▶ Exercise requirements: Restate, word for word, every line of the data.

▶ Material to process:
>>>
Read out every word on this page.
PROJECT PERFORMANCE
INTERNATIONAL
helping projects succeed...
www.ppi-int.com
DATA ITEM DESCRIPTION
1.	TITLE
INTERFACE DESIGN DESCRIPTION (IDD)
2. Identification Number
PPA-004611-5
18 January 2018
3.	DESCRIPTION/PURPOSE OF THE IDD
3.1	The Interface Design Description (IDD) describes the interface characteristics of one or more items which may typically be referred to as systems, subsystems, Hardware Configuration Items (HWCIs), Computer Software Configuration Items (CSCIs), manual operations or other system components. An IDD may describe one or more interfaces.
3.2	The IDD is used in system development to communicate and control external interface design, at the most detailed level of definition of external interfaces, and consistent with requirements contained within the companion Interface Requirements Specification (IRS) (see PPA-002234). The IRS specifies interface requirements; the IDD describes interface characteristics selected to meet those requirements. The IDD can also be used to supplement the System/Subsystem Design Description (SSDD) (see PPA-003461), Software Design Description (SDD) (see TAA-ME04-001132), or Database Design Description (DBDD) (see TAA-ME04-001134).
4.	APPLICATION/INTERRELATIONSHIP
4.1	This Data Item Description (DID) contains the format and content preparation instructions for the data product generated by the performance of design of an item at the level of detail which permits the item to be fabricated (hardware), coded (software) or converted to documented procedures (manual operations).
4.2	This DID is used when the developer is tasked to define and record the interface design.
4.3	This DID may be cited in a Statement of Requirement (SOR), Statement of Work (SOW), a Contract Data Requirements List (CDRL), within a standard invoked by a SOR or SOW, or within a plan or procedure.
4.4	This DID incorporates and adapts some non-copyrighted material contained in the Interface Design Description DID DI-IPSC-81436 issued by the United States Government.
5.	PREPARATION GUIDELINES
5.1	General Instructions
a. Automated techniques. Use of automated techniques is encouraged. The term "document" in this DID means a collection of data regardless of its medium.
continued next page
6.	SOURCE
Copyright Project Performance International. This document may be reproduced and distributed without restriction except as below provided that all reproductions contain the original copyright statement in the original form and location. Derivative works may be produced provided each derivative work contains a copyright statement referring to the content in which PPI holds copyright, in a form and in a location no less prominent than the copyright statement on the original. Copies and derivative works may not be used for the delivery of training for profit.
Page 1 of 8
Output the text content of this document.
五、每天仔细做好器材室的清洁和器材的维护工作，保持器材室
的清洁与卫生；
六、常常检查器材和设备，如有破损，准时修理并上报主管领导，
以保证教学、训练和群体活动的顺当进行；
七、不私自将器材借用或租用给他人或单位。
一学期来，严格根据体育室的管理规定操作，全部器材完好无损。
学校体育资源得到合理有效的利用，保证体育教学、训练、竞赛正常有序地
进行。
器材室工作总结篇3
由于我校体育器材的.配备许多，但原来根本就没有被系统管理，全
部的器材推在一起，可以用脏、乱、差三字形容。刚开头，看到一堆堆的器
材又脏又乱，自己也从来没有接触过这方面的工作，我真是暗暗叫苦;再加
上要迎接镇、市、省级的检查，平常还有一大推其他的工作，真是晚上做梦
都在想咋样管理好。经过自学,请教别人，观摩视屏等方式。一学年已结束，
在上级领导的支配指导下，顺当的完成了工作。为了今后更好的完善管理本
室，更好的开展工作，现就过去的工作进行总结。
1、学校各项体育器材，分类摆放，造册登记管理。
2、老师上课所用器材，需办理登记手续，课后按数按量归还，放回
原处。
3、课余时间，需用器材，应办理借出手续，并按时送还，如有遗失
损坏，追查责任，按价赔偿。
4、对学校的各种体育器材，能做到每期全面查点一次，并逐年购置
<<<
▶ Answer for the task:
Read out every word on this page.
PROJECT PERFORMANCE
INTERNATIONAL
helping projects succeed...
www.ppi-int.com
DATA ITEM DESCRIPTION
1.	TITLE
INTERFACE DESIGN DESCRIPTION (IDD)
2. Identification Number
PPA-004611-5
18 January 2018
3.	DESCRIPTION/PURPOSE OF THE IDD
3.1	The Interface Design Description (IDD) describes the interface characteristics of one or more items which may typically be referred to as systems, subsystems, Hardware Configuration Items (HWCIs), Computer Software Configuration Items (CSCIs), manual operations or other system components. An IDD may describe one or more interfaces.
3.2	The IDD is used in system development to communicate and control external interface design, at the most detailed level of definition of external interfaces, and consistent with requirements contained within the companion Interface Requirements Specification (IRS) (see PPA-002234). The IRS specifies interface requirements; the IDD describes interface characteristics selected to meet those requirements. The IDD can also be used to supplement the System/Subsystem Design Description (SSDD) (see PPA-003461), Software Design Description (SDD) (see TAA-ME04-001132), or Database Design Description (DBDD) (see TAA-ME04-001134).
4.	APPLICATION/INTERRELATIONSHIP
4.1	This Data Item Description (DID) contains the format and content preparation instructions for the data product generated by the performance of design of an item at the level of detail which permits the item to be fabricated (hardware), coded (software) or converted to documented procedures (manual operations).
4.2	This DID is used when the developer is tasked to define and record the interface design.
4.3	This DID may be cited in a Statement of Requirement (SOR), Statement of Work (SOW), a Contract Data Requirements List (CDRL), within a standard invoked by a SOR or SOW, or within a plan or procedure.
4.4	This DID incorporates and adapts some non-copyrighted material contained in the Interface Design Description DID DI-IPSC-81436 issued by the United States Government.
5.	PREPARATION GUIDELINES
5.1	General Instructions
a. Automated techniques. Use of automated techniques is encouraged. The term "document" in this DID means a collection of data regardless of its medium.
continued next page
6.	SOURCE
Copyright Project Performance International. This document may be reproduced and distributed without restriction except as below provided that all reproductions contain the original copyright statement in the original form and location. Derivative works may be produced provided each derivative work contains a copyright statement referring to the content in which PPI holds copyright, in a form and in a location no less prominent than the copyright statement on the original. Copies and derivative works may not be used for the delivery of training for profit.
Page 1 of 8
Output the text content of this document.
五、每天仔细做好器材室的清洁和器材的维护工作，保持器材室
的清洁与卫生；
六、常常检查器材和设备，如有破损，准时修理并上报主管领导，
以保证教学、训练和群体活动的顺当进行；
七、不私自将器材借用或租用给他人或单位。
一学期来，严格根据体育室的管理规定操作，全部器材完好无损。
学校体育资源得到合理有效的利用，保证体育教学、训练、竞赛正常有序地
进行。
器材室工作总结篇3
由于我校体育器材的.配备许多，但原来根本就没有被系统管理，全
部的器材推在一起，可以用脏、乱、差三字形容。刚开头，看到一堆堆的器
材又脏又乱，自己也从来没有接触过这方面的工作，我真是暗暗叫苦;再加
上要迎接镇、市、省级的检查，平常还有一大推其他的工作，真是晚上做梦
都在想咋样管理好。经过自学,请教别人，观摩视屏等方式。一学年已结束，
在上级领导的支配指导下，顺当的完成了工作。为了今后更好的完善管理本
室，更好的开展工作，现就过去的工作进行总结。
1、学校各项体育器材，分类摆放，造册登记管理。
2、老师上课所用器材，需办理登记手续，课后按数按量归还，放回
原处。
3、课余时间，需用器材，应办理借出手续，并按时送还，如有遗失
损坏，追查责任，按价赔偿。
4、对学校的各种体育器材，能做到每期全面查点一次，并逐年购置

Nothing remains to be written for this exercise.